**Direction:** Copy out all the lines in the records that include the word "Ασκύφου".

**Entries shown:**

+ + + + + + +

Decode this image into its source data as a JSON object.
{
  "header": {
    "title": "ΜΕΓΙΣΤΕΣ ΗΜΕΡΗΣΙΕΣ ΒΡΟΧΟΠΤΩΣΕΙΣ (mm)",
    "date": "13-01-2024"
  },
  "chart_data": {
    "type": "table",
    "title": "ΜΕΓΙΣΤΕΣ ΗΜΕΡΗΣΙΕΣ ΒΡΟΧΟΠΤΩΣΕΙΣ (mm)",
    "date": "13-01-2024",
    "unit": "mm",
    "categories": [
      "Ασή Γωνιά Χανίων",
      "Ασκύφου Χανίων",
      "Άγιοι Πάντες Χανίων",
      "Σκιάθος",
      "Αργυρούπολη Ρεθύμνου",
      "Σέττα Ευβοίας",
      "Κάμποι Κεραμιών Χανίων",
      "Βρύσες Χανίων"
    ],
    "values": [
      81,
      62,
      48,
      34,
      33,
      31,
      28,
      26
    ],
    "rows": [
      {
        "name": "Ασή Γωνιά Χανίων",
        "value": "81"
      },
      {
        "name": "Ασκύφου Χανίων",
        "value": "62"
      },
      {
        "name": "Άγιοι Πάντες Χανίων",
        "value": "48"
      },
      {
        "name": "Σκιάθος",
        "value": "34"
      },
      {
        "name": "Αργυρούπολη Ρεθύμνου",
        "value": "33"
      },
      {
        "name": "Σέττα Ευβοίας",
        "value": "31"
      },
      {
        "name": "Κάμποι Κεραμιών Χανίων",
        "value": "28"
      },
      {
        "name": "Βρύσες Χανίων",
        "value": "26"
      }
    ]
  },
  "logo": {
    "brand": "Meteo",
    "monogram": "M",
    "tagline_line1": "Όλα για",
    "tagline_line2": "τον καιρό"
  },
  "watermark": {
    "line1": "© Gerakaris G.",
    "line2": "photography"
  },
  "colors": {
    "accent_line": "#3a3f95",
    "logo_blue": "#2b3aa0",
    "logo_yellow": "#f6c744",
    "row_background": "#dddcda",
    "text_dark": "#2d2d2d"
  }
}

+ + + + + + +

**The reply:**
      "Ασκύφου Χανίων",
        "name": "Ασκύφου Χανίων",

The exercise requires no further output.